Below are the records; pull every line that includes "Mittausjärjestelyt".

[start Listed records]

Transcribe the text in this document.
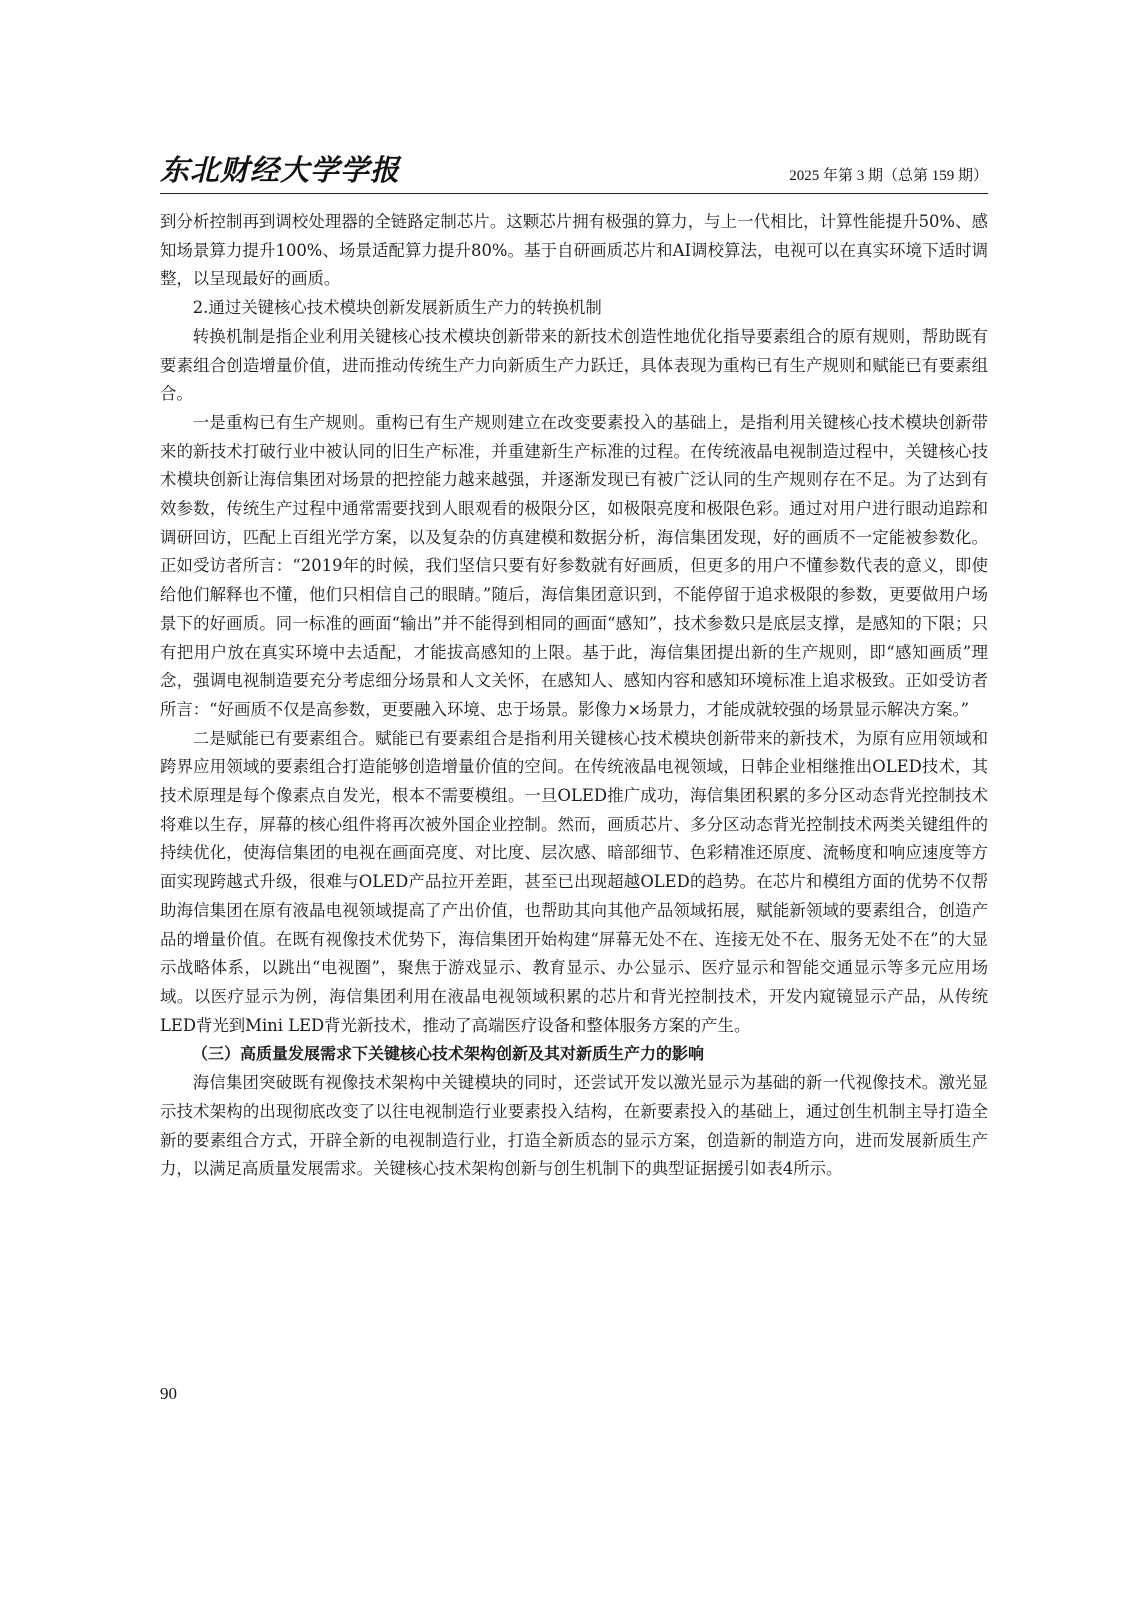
东北财经大学学报	2025 年第 3 期（总第 159 期）

到分析控制再到调校处理器的全链路定制芯片。这颗芯片拥有极强的算力，与上一代相比，计算性能提升50%、感知场景算力提升100%、场景适配算力提升80%。基于自研画质芯片和AI调校算法，电视可以在真实环境下适时调整，以呈现最好的画质。

2.通过关键核心技术模块创新发展新质生产力的转换机制

转换机制是指企业利用关键核心技术模块创新带来的新技术创造性地优化指导要素组合的原有规则，帮助既有要素组合创造增量价值，进而推动传统生产力向新质生产力跃迁，具体表现为重构已有生产规则和赋能已有要素组合。

一是重构已有生产规则。重构已有生产规则建立在改变要素投入的基础上，是指利用关键核心技术模块创新带来的新技术打破行业中被认同的旧生产标准，并重建新生产标准的过程。在传统液晶电视制造过程中，关键核心技术模块创新让海信集团对场景的把控能力越来越强，并逐渐发现已有被广泛认同的生产规则存在不足。为了达到有效参数，传统生产过程中通常需要找到人眼观看的极限分区，如极限亮度和极限色彩。通过对用户进行眼动追踪和调研回访，匹配上百组光学方案，以及复杂的仿真建模和数据分析，海信集团发现，好的画质不一定能被参数化。正如受访者所言：“2019年的时候，我们坚信只要有好参数就有好画质，但更多的用户不懂参数代表的意义，即使给他们解释也不懂，他们只相信自己的眼睛。”随后，海信集团意识到，不能停留于追求极限的参数，更要做用户场景下的好画质。同一标准的画面“输出”并不能得到相同的画面“感知”，技术参数只是底层支撑，是感知的下限；只有把用户放在真实环境中去适配，才能拔高感知的上限。基于此，海信集团提出新的生产规则，即“感知画质”理念，强调电视制造要充分考虑细分场景和人文关怀，在感知人、感知内容和感知环境标准上追求极致。正如受访者所言：“好画质不仅是高参数，更要融入环境、忠于场景。影像力×场景力，才能成就较强的场景显示解决方案。”

二是赋能已有要素组合。赋能已有要素组合是指利用关键核心技术模块创新带来的新技术，为原有应用领域和跨界应用领域的要素组合打造能够创造增量价值的空间。在传统液晶电视领域，日韩企业相继推出OLED技术，其技术原理是每个像素点自发光，根本不需要模组。一旦OLED推广成功，海信集团积累的多分区动态背光控制技术将难以生存，屏幕的核心组件将再次被外国企业控制。然而，画质芯片、多分区动态背光控制技术两类关键组件的持续优化，使海信集团的电视在画面亮度、对比度、层次感、暗部细节、色彩精准还原度、流畅度和响应速度等方面实现跨越式升级，很难与OLED产品拉开差距，甚至已出现超越OLED的趋势。在芯片和模组方面的优势不仅帮助海信集团在原有液晶电视领域提高了产出价值，也帮助其向其他产品领域拓展，赋能新领域的要素组合，创造产品的增量价值。在既有视像技术优势下，海信集团开始构建“屏幕无处不在、连接无处不在、服务无处不在”的大显示战略体系，以跳出“电视圈”，聚焦于游戏显示、教育显示、办公显示、医疗显示和智能交通显示等多元应用场域。以医疗显示为例，海信集团利用在液晶电视领域积累的芯片和背光控制技术，开发内窥镜显示产品，从传统LED背光到Mini LED背光新技术，推动了高端医疗设备和整体服务方案的产生。

（三）高质量发展需求下关键核心技术架构创新及其对新质生产力的影响

海信集团突破既有视像技术架构中关键模块的同时，还尝试开发以激光显示为基础的新一代视像技术。激光显示技术架构的出现彻底改变了以往电视制造行业要素投入结构，在新要素投入的基础上，通过创生机制主导打造全新的要素组合方式，开辟全新的电视制造行业，打造全新质态的显示方案，创造新的制造方向，进而发展新质生产力，以满足高质量发展需求。关键核心技术架构创新与创生机制下的典型证据援引如表4所示。

90
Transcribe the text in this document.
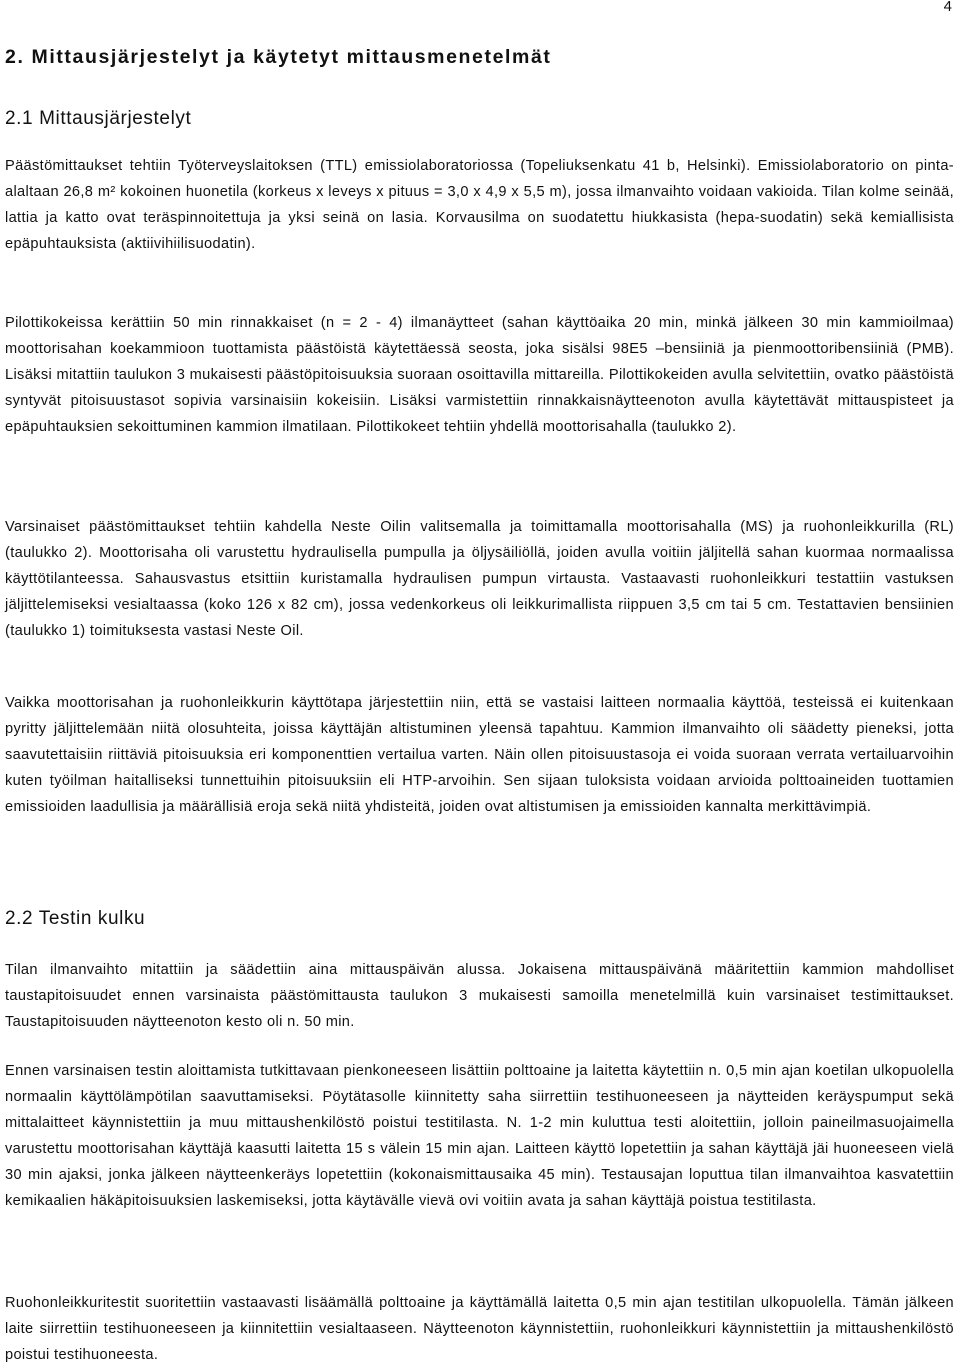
4
2. Mittausjärjestelyt ja käytetyt mittausmenetelmät
2.1 Mittausjärjestelyt

Päästömittaukset tehtiin Työterveyslaitoksen (TTL) emissiolaboratoriossa (Topeliuksenkatu 41 b, Helsinki). Emissiolaboratorio on pinta-alaltaan 26,8 m² kokoinen huonetila (korkeus x leveys x pituus = 3,0 x 4,9 x 5,5 m), jossa ilmanvaihto voidaan vakioida. Tilan kolme seinää, lattia ja katto ovat teräspinnoitettuja ja yksi seinä on lasia. Korvausilma on suodatettu hiukkasista (hepa-suodatin) sekä kemiallisista epäpuhtauksista (aktiivihiilisuodatin).

Pilottikokeissa kerättiin 50 min rinnakkaiset (n = 2 - 4) ilmanäytteet (sahan käyttöaika 20 min, minkä jälkeen 30 min kammioilmaa) moottorisahan koekammioon tuottamista päästöistä käytettäessä seosta, joka sisälsi 98E5 –bensiiniä ja pienmoottoribensiiniä (PMB). Lisäksi mitattiin taulukon 3 mukaisesti päästöpitoisuuksia suoraan osoittavilla mittareilla. Pilottikokeiden avulla selvitettiin, ovatko päästöistä syntyvät pitoisuustasot sopivia varsinaisiin kokeisiin. Lisäksi varmistettiin rinnakkaisnäytteenoton avulla käytettävät mittauspisteet ja epäpuhtauksien sekoittuminen kammion ilmatilaan. Pilottikokeet tehtiin yhdellä moottorisahalla (taulukko 2).

Varsinaiset päästömittaukset tehtiin kahdella Neste Oilin valitsemalla ja toimittamalla moottorisahalla (MS) ja ruohonleikkurilla (RL) (taulukko 2). Moottorisaha oli varustettu hydraulisella pumpulla ja öljysäiliöllä, joiden avulla voitiin jäljitellä sahan kuormaa normaalissa käyttötilanteessa. Sahausvastus etsittiin kuristamalla hydraulisen pumpun virtausta. Vastaavasti ruohonleikkuri testattiin vastuksen jäljittelemiseksi vesialtaassa (koko 126 x 82 cm), jossa vedenkorkeus oli leikkurimallista riippuen 3,5 cm tai 5 cm. Testattavien bensiinien (taulukko 1) toimituksesta vastasi Neste Oil.

Vaikka moottorisahan ja ruohonleikkurin käyttötapa järjestettiin niin, että se vastaisi laitteen normaalia käyttöä, testeissä ei kuitenkaan pyritty jäljittelemään niitä olosuhteita, joissa käyttäjän altistuminen yleensä tapahtuu. Kammion ilmanvaihto oli säädetty pieneksi, jotta saavutettaisiin riittäviä pitoisuuksia eri komponenttien vertailua varten. Näin ollen pitoisuustasoja ei voida suoraan verrata vertailuarvoihin kuten työilman haitalliseksi tunnettuihin pitoisuuksiin eli HTP-arvoihin. Sen sijaan tuloksista voidaan arvioida polttoaineiden tuottamien emissioiden laadullisia ja määrällisiä eroja sekä niitä yhdisteitä, joiden ovat altistumisen ja emissioiden kannalta merkittävimpiä.

2.2 Testin kulku

Tilan ilmanvaihto mitattiin ja säädettiin aina mittauspäivän alussa. Jokaisena mittauspäivänä määritettiin kammion mahdolliset taustapitoisuudet ennen varsinaista päästömittausta taulukon 3 mukaisesti samoilla menetelmillä kuin varsinaiset testimittaukset. Taustapitoisuuden näytteenoton kesto oli n. 50 min.

Ennen varsinaisen testin aloittamista tutkittavaan pienkoneeseen lisättiin polttoaine ja laitetta käytettiin n. 0,5 min ajan koetilan ulkopuolella normaalin käyttölämpötilan saavuttamiseksi. Pöytätasolle kiinnitetty saha siirrettiin testihuoneeseen ja näytteiden keräyspumput sekä mittalaitteet käynnistettiin ja muu mittaushenkilöstö poistui testitilasta. N. 1-2 min kuluttua testi aloitettiin, jolloin paineilmasuojaimella varustettu moottorisahan käyttäjä kaasutti laitetta 15 s välein 15 min ajan. Laitteen käyttö lopetettiin ja sahan käyttäjä jäi huoneeseen vielä 30 min ajaksi, jonka jälkeen näytteenkeräys lopetettiin (kokonaismittausaika 45 min). Testausajan loputtua tilan ilmanvaihtoa kasvatettiin kemikaalien häkäpitoisuuksien laskemiseksi, jotta käytävälle vievä ovi voitiin avata ja sahan käyttäjä poistua testitilasta.

Ruohonleikkuritestit suoritettiin vastaavasti lisäämällä polttoaine ja käyttämällä laitetta 0,5 min ajan testitilan ulkopuolella. Tämän jälkeen laite siirrettiin testihuoneeseen ja kiinnitettiin vesialtaaseen. Näytteenoton käynnistettiin, ruohonleikkuri käynnistettiin ja mittaushenkilöstö poistui testihuoneesta.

[end Listed records]

**Task response**
2. Mittausjärjestelyt ja käytetyt mittausmenetelmät
2.1 Mittausjärjestelyt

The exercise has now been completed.